--- START SUPPLIED RECORDS ---
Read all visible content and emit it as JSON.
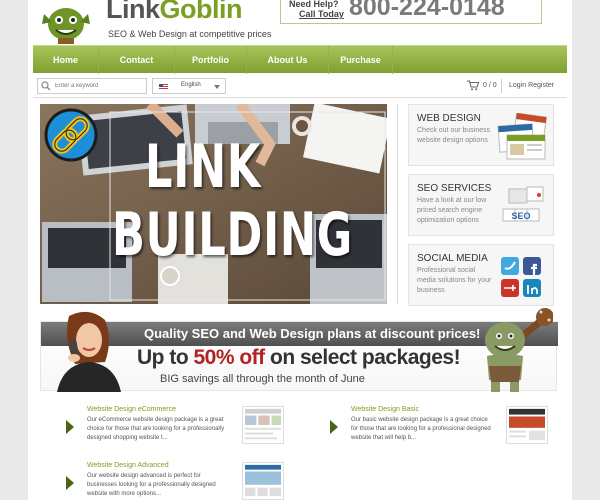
{
  "brand": {
    "logo_part1": "Link",
    "logo_part2": "Goblin",
    "tagline": "SEO & Web Design at competitive prices"
  },
  "contact": {
    "need_help": "Need Help?",
    "call_today": "Call Today",
    "phone": "800-224-0148"
  },
  "nav": {
    "items": [
      {
        "label": "Home"
      },
      {
        "label": "Contact"
      },
      {
        "label": "Portfolio"
      },
      {
        "label": "About Us"
      },
      {
        "label": "Purchase"
      }
    ]
  },
  "utility": {
    "search_placeholder": "Enter a keyword",
    "language": "English",
    "cart_count": "0 / 0",
    "login_register": "Login Register"
  },
  "hero": {
    "line1": "LINK",
    "line2": "BUILDING"
  },
  "services": [
    {
      "title": "WEB DESIGN",
      "text": "Check out our business website design options"
    },
    {
      "title": "SEO SERVICES",
      "text": "Have a look at our low priced search engine optimization options"
    },
    {
      "title": "SOCIAL MEDIA",
      "text": "Professional social media solutions for your business"
    }
  ],
  "seo_tag": "SEO",
  "banner": {
    "headline": "Quality SEO and Web Design plans at discount prices!",
    "big_prefix": "Up to ",
    "big_pct": "50% off",
    "big_suffix": " on select packages!",
    "sub": "BIG savings all through the month of June"
  },
  "packages": [
    {
      "title": "Website Design eCommerce",
      "desc": "Our eCommerce website design package is a great choice for those that are looking for a professionally designed shopping website t..."
    },
    {
      "title": "Website Design Basic",
      "desc": "Our basic website design package is a great choice for those that are looking for a professional designed website that will help b..."
    },
    {
      "title": "Website Design Advanced",
      "desc": "Our website design advanced is perfect for businesses looking for a professionally designed website with more options..."
    }
  ],
  "colors": {
    "brand_green": "#7aa022",
    "nav_green": "#8fb03f",
    "accent_red": "#b12323",
    "banner_gray": "#5f5f5f"
  }
}
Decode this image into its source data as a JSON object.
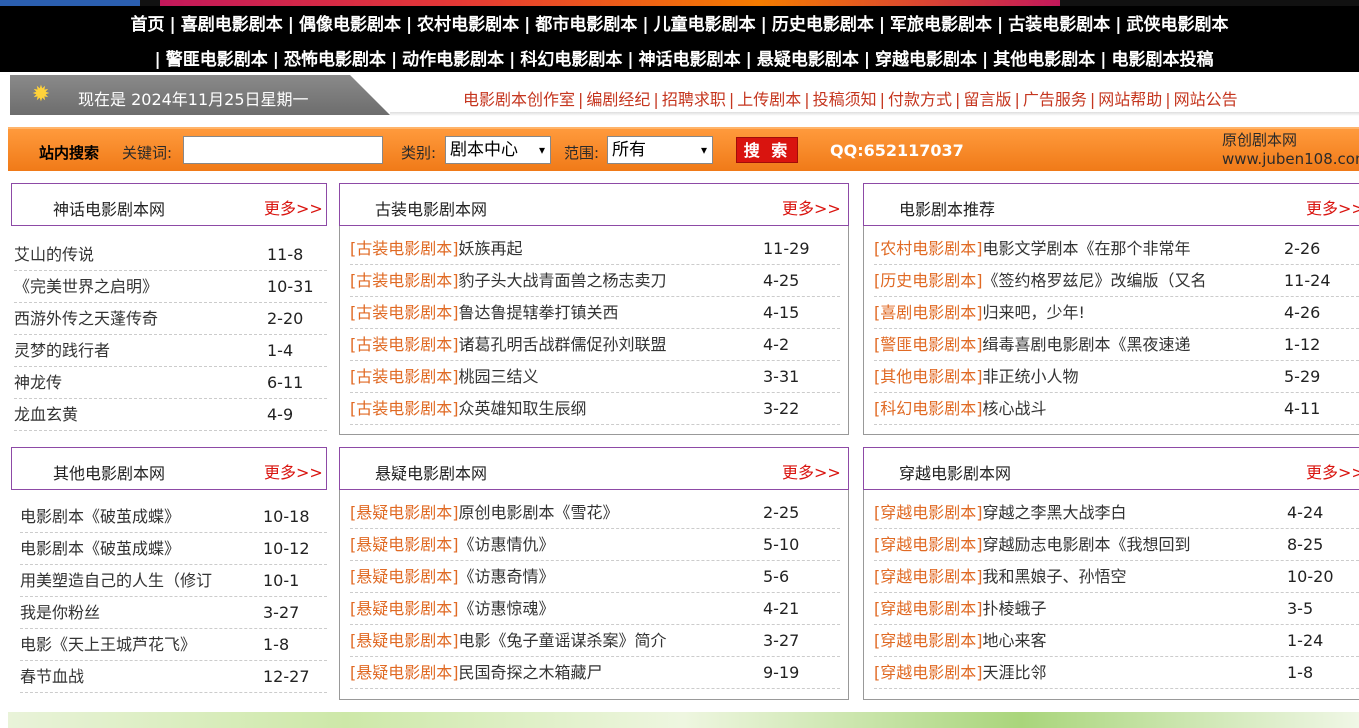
{
  "nav": {
    "row1": [
      "首页",
      "喜剧电影剧本",
      "偶像电影剧本",
      "农村电影剧本",
      "都市电影剧本",
      "儿童电影剧本",
      "历史电影剧本",
      "军旅电影剧本",
      "古装电影剧本",
      "武侠电影剧本"
    ],
    "row2": [
      "警匪电影剧本",
      "恐怖电影剧本",
      "动作电影剧本",
      "科幻电影剧本",
      "神话电影剧本",
      "悬疑电影剧本",
      "穿越电影剧本",
      "其他电影剧本",
      "电影剧本投稿"
    ]
  },
  "datebar": {
    "date_text": "现在是 2024年11月25日星期一",
    "links": [
      "电影剧本创作室",
      "编剧经纪",
      "招聘求职",
      "上传剧本",
      "投稿须知",
      "付款方式",
      "留言版",
      "广告服务",
      "网站帮助",
      "网站公告"
    ]
  },
  "search": {
    "site_search_label": "站内搜索",
    "keyword_label": "关键词:",
    "keyword_value": "",
    "category_label": "类别:",
    "category_value": "剧本中心",
    "scope_label": "范围:",
    "scope_value": "所有",
    "button_label": "搜 索",
    "qq": "QQ:652117037",
    "site_name": "原创剧本网",
    "site_url": "www.juben108.com"
  },
  "boxes": {
    "shenhua": {
      "title": "神话电影剧本网",
      "more": "更多>>",
      "items": [
        {
          "title": "艾山的传说",
          "date": "11-8"
        },
        {
          "title": "《完美世界之启明》",
          "date": "10-31"
        },
        {
          "title": "西游外传之天蓬传奇",
          "date": "2-20"
        },
        {
          "title": "灵梦的践行者",
          "date": "1-4"
        },
        {
          "title": "神龙传",
          "date": "6-11"
        },
        {
          "title": "龙血玄黄",
          "date": "4-9"
        }
      ]
    },
    "guzhuang": {
      "title": "古装电影剧本网",
      "more": "更多>>",
      "items": [
        {
          "cat": "[古装电影剧本]",
          "title": "妖族再起",
          "date": "11-29"
        },
        {
          "cat": "[古装电影剧本]",
          "title": "豹子头大战青面兽之杨志卖刀",
          "date": "4-25"
        },
        {
          "cat": "[古装电影剧本]",
          "title": "鲁达鲁提辖拳打镇关西",
          "date": "4-15"
        },
        {
          "cat": "[古装电影剧本]",
          "title": "诸葛孔明舌战群儒促孙刘联盟",
          "date": "4-2"
        },
        {
          "cat": "[古装电影剧本]",
          "title": "桃园三结义",
          "date": "3-31"
        },
        {
          "cat": "[古装电影剧本]",
          "title": "众英雄知取生辰纲",
          "date": "3-22"
        }
      ]
    },
    "tuijian": {
      "title": "电影剧本推荐",
      "more": "更多>>",
      "items": [
        {
          "cat": "[农村电影剧本]",
          "title": "电影文学剧本《在那个非常年",
          "date": "2-26"
        },
        {
          "cat": "[历史电影剧本]",
          "title": "《签约格罗兹尼》改编版（又名",
          "date": "11-24"
        },
        {
          "cat": "[喜剧电影剧本]",
          "title": "归来吧，少年!",
          "date": "4-26"
        },
        {
          "cat": "[警匪电影剧本]",
          "title": "缉毒喜剧电影剧本《黑夜速递",
          "date": "1-12"
        },
        {
          "cat": "[其他电影剧本]",
          "title": "非正统小人物",
          "date": "5-29"
        },
        {
          "cat": "[科幻电影剧本]",
          "title": "核心战斗",
          "date": "4-11"
        }
      ]
    },
    "qita": {
      "title": "其他电影剧本网",
      "more": "更多>>",
      "items": [
        {
          "title": "电影剧本《破茧成蝶》",
          "date": "10-18"
        },
        {
          "title": "电影剧本《破茧成蝶》",
          "date": "10-12"
        },
        {
          "title": "用美塑造自己的人生（修订",
          "date": "10-1"
        },
        {
          "title": "我是你粉丝",
          "date": "3-27"
        },
        {
          "title": "电影《天上王城芦花飞》",
          "date": "1-8"
        },
        {
          "title": "春节血战",
          "date": "12-27"
        }
      ]
    },
    "xuanyi": {
      "title": "悬疑电影剧本网",
      "more": "更多>>",
      "items": [
        {
          "cat": "[悬疑电影剧本]",
          "title": "原创电影剧本《雪花》",
          "date": "2-25"
        },
        {
          "cat": "[悬疑电影剧本]",
          "title": "《访惠情仇》",
          "date": "5-10"
        },
        {
          "cat": "[悬疑电影剧本]",
          "title": "《访惠奇情》",
          "date": "5-6"
        },
        {
          "cat": "[悬疑电影剧本]",
          "title": "《访惠惊魂》",
          "date": "4-21"
        },
        {
          "cat": "[悬疑电影剧本]",
          "title": "电影《兔子童谣谋杀案》简介",
          "date": "3-27"
        },
        {
          "cat": "[悬疑电影剧本]",
          "title": "民国奇探之木箱藏尸",
          "date": "9-19"
        }
      ]
    },
    "chuanyue": {
      "title": "穿越电影剧本网",
      "more": "更多>>",
      "items": [
        {
          "cat": "[穿越电影剧本]",
          "title": "穿越之李黑大战李白",
          "date": "4-24"
        },
        {
          "cat": "[穿越电影剧本]",
          "title": "穿越励志电影剧本《我想回到",
          "date": "8-25"
        },
        {
          "cat": "[穿越电影剧本]",
          "title": "我和黑娘子、孙悟空",
          "date": "10-20"
        },
        {
          "cat": "[穿越电影剧本]",
          "title": "扑棱蛾子",
          "date": "3-5"
        },
        {
          "cat": "[穿越电影剧本]",
          "title": "地心来客",
          "date": "1-24"
        },
        {
          "cat": "[穿越电影剧本]",
          "title": "天涯比邻",
          "date": "1-8"
        }
      ]
    }
  },
  "colors": {
    "nav_bg": "#000000",
    "search_bar": "#f07a18",
    "box_border": "#8d4aa6",
    "link_red": "#d9140f",
    "category_orange": "#e06a24"
  }
}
--- END SUPPLIED RECORDS ---
» EXERCISE TASK:
Collect every line above that contains the word "eCommerce".

» EXERCISE RESULT:
      "title": "Website Design eCommerce",
      "desc": "Our eCommerce website design package is a great choice for those that are looking for a professionally designed shopping website t..."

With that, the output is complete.